▶ **DATASET EXTRACT**
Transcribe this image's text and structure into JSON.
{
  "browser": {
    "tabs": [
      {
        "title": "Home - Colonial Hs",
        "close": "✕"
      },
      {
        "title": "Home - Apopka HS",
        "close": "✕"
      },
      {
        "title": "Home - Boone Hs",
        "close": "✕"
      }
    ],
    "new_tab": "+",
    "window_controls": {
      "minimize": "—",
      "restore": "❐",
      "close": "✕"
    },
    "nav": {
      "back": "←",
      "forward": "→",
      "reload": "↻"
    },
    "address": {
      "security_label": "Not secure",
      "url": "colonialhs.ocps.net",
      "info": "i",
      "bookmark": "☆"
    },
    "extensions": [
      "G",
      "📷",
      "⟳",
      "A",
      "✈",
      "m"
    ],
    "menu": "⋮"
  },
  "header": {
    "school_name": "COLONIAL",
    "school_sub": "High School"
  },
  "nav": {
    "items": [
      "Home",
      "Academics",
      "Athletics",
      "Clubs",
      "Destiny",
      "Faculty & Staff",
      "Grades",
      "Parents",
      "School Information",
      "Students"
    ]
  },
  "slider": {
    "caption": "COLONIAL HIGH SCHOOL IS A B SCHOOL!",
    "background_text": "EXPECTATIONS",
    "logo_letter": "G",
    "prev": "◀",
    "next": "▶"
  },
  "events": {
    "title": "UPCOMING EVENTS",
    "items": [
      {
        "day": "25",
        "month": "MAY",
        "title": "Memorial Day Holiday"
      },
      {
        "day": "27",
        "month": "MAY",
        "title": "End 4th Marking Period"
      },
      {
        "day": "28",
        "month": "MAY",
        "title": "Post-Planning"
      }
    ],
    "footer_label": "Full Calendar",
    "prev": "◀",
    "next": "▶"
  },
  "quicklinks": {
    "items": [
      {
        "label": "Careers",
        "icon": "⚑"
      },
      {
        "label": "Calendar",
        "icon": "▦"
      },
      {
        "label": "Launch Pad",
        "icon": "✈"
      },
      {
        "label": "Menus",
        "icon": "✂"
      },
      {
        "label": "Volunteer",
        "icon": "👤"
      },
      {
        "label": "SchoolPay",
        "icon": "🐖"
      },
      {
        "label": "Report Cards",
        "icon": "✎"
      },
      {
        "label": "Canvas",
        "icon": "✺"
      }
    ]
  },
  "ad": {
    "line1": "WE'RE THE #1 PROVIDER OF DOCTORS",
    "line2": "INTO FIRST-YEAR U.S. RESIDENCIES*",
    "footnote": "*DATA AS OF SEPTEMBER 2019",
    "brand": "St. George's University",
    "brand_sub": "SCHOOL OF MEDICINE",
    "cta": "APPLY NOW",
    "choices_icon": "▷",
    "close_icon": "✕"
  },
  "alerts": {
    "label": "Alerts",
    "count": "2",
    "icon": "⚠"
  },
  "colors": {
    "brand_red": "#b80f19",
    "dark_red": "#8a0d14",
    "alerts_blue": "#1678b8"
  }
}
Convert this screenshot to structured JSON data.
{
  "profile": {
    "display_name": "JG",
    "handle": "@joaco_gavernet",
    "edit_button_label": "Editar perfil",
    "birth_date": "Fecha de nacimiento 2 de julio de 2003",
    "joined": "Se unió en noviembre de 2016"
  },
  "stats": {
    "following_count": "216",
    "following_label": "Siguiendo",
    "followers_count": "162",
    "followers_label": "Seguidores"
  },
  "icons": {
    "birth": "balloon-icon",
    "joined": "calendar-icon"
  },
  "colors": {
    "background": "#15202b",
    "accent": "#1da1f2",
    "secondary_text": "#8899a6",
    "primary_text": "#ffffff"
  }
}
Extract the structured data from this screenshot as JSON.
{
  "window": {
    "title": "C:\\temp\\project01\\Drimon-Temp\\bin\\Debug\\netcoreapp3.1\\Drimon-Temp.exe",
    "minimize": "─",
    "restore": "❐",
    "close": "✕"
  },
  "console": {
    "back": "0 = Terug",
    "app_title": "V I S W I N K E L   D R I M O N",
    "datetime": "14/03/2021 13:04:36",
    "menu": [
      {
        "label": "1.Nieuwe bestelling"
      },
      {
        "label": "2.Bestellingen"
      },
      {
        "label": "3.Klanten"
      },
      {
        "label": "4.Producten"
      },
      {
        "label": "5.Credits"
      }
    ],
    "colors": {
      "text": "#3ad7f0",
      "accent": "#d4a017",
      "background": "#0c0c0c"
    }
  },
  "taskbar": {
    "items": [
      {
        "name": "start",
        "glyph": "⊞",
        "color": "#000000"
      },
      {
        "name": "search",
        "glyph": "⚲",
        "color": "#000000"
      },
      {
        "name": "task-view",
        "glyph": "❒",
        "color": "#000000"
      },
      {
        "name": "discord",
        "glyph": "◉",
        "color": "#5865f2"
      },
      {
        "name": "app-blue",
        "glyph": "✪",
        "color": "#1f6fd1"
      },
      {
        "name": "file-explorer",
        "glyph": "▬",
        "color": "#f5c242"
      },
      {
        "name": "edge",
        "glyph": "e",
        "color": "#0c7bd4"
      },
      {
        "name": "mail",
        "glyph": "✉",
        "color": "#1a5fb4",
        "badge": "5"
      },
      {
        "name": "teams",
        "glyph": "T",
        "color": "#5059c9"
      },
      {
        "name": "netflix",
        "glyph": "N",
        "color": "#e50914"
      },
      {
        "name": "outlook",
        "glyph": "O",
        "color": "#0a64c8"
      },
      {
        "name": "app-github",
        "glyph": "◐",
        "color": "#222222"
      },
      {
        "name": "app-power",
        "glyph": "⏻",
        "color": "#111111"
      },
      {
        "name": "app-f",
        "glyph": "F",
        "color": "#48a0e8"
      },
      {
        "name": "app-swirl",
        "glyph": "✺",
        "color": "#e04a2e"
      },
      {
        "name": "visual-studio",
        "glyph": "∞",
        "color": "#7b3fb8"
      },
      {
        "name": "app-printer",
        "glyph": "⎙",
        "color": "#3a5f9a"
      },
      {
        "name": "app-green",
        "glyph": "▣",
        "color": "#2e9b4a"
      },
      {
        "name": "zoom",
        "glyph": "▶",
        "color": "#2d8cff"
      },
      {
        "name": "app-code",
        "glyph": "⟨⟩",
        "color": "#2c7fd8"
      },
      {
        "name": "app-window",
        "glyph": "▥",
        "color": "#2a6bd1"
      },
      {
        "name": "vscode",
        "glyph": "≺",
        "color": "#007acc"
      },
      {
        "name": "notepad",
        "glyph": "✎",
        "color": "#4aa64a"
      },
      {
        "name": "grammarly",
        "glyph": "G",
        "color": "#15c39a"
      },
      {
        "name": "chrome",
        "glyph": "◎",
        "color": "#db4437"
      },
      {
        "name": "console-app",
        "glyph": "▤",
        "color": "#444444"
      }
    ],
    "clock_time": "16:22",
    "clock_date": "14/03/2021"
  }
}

▶ **REQUIREMENT**
Output all of the data above without any alteration.

▶ **ANSWER TO THIS PROBLEM**
Transcribe this image's text and structure into JSON.
{
  "browser": {
    "tabs": [
      {
        "title": "Home - Colonial Hs",
        "close": "✕"
      },
      {
        "title": "Home - Apopka HS",
        "close": "✕"
      },
      {
        "title": "Home - Boone Hs",
        "close": "✕"
      }
    ],
    "new_tab": "+",
    "window_controls": {
      "minimize": "—",
      "restore": "❐",
      "close": "✕"
    },
    "nav": {
      "back": "←",
      "forward": "→",
      "reload": "↻"
    },
    "address": {
      "security_label": "Not secure",
      "url": "colonialhs.ocps.net",
      "info": "i",
      "bookmark": "☆"
    },
    "extensions": [
      "G",
      "📷",
      "⟳",
      "A",
      "✈",
      "m"
    ],
    "menu": "⋮"
  },
  "header": {
    "school_name": "COLONIAL",
    "school_sub": "High School"
  },
  "nav": {
    "items": [
      "Home",
      "Academics",
      "Athletics",
      "Clubs",
      "Destiny",
      "Faculty & Staff",
      "Grades",
      "Parents",
      "School Information",
      "Students"
    ]
  },
  "slider": {
    "caption": "COLONIAL HIGH SCHOOL IS A B SCHOOL!",
    "background_text": "EXPECTATIONS",
    "logo_letter": "G",
    "prev": "◀",
    "next": "▶"
  },
  "events": {
    "title": "UPCOMING EVENTS",
    "items": [
      {
        "day": "25",
        "month": "MAY",
        "title": "Memorial Day Holiday"
      },
      {
        "day": "27",
        "month": "MAY",
        "title": "End 4th Marking Period"
      },
      {
        "day": "28",
        "month": "MAY",
        "title": "Post-Planning"
      }
    ],
    "footer_label": "Full Calendar",
    "prev": "◀",
    "next": "▶"
  },
  "quicklinks": {
    "items": [
      {
        "label": "Careers",
        "icon": "⚑"
      },
      {
        "label": "Calendar",
        "icon": "▦"
      },
      {
        "label": "Launch Pad",
        "icon": "✈"
      },
      {
        "label": "Menus",
        "icon": "✂"
      },
      {
        "label": "Volunteer",
        "icon": "👤"
      },
      {
        "label": "SchoolPay",
        "icon": "🐖"
      },
      {
        "label": "Report Cards",
        "icon": "✎"
      },
      {
        "label": "Canvas",
        "icon": "✺"
      }
    ]
  },
  "ad": {
    "line1": "WE'RE THE #1 PROVIDER OF DOCTORS",
    "line2": "INTO FIRST-YEAR U.S. RESIDENCIES*",
    "footnote": "*DATA AS OF SEPTEMBER 2019",
    "brand": "St. George's University",
    "brand_sub": "SCHOOL OF MEDICINE",
    "cta": "APPLY NOW",
    "choices_icon": "▷",
    "close_icon": "✕"
  },
  "alerts": {
    "label": "Alerts",
    "count": "2",
    "icon": "⚠"
  },
  "colors": {
    "brand_red": "#b80f19",
    "dark_red": "#8a0d14",
    "alerts_blue": "#1678b8"
  }
}
Convert this screenshot to structured JSON data.
{
  "profile": {
    "display_name": "JG",
    "handle": "@joaco_gavernet",
    "edit_button_label": "Editar perfil",
    "birth_date": "Fecha de nacimiento 2 de julio de 2003",
    "joined": "Se unió en noviembre de 2016"
  },
  "stats": {
    "following_count": "216",
    "following_label": "Siguiendo",
    "followers_count": "162",
    "followers_label": "Seguidores"
  },
  "icons": {
    "birth": "balloon-icon",
    "joined": "calendar-icon"
  },
  "colors": {
    "background": "#15202b",
    "accent": "#1da1f2",
    "secondary_text": "#8899a6",
    "primary_text": "#ffffff"
  }
}
Extract the structured data from this screenshot as JSON.
{
  "window": {
    "title": "C:\\temp\\project01\\Drimon-Temp\\bin\\Debug\\netcoreapp3.1\\Drimon-Temp.exe",
    "minimize": "─",
    "restore": "❐",
    "close": "✕"
  },
  "console": {
    "back": "0 = Terug",
    "app_title": "V I S W I N K E L   D R I M O N",
    "datetime": "14/03/2021 13:04:36",
    "menu": [
      {
        "label": "1.Nieuwe bestelling"
      },
      {
        "label": "2.Bestellingen"
      },
      {
        "label": "3.Klanten"
      },
      {
        "label": "4.Producten"
      },
      {
        "label": "5.Credits"
      }
    ],
    "colors": {
      "text": "#3ad7f0",
      "accent": "#d4a017",
      "background": "#0c0c0c"
    }
  },
  "taskbar": {
    "items": [
      {
        "name": "start",
        "glyph": "⊞",
        "color": "#000000"
      },
      {
        "name": "search",
        "glyph": "⚲",
        "color": "#000000"
      },
      {
        "name": "task-view",
        "glyph": "❒",
        "color": "#000000"
      },
      {
        "name": "discord",
        "glyph": "◉",
        "color": "#5865f2"
      },
      {
        "name": "app-blue",
        "glyph": "✪",
        "color": "#1f6fd1"
      },
      {
        "name": "file-explorer",
        "glyph": "▬",
        "color": "#f5c242"
      },
      {
        "name": "edge",
        "glyph": "e",
        "color": "#0c7bd4"
      },
      {
        "name": "mail",
        "glyph": "✉",
        "color": "#1a5fb4",
        "badge": "5"
      },
      {
        "name": "teams",
        "glyph": "T",
        "color": "#5059c9"
      },
      {
        "name": "netflix",
        "glyph": "N",
        "color": "#e50914"
      },
      {
        "name": "outlook",
        "glyph": "O",
        "color": "#0a64c8"
      },
      {
        "name": "app-github",
        "glyph": "◐",
        "color": "#222222"
      },
      {
        "name": "app-power",
        "glyph": "⏻",
        "color": "#111111"
      },
      {
        "name": "app-f",
        "glyph": "F",
        "color": "#48a0e8"
      },
      {
        "name": "app-swirl",
        "glyph": "✺",
        "color": "#e04a2e"
      },
      {
        "name": "visual-studio",
        "glyph": "∞",
        "color": "#7b3fb8"
      },
      {
        "name": "app-printer",
        "glyph": "⎙",
        "color": "#3a5f9a"
      },
      {
        "name": "app-green",
        "glyph": "▣",
        "color": "#2e9b4a"
      },
      {
        "name": "zoom",
        "glyph": "▶",
        "color": "#2d8cff"
      },
      {
        "name": "app-code",
        "glyph": "⟨⟩",
        "color": "#2c7fd8"
      },
      {
        "name": "app-window",
        "glyph": "▥",
        "color": "#2a6bd1"
      },
      {
        "name": "vscode",
        "glyph": "≺",
        "color": "#007acc"
      },
      {
        "name": "notepad",
        "glyph": "✎",
        "color": "#4aa64a"
      },
      {
        "name": "grammarly",
        "glyph": "G",
        "color": "#15c39a"
      },
      {
        "name": "chrome",
        "glyph": "◎",
        "color": "#db4437"
      },
      {
        "name": "console-app",
        "glyph": "▤",
        "color": "#444444"
      }
    ],
    "clock_time": "16:22",
    "clock_date": "14/03/2021"
  }
}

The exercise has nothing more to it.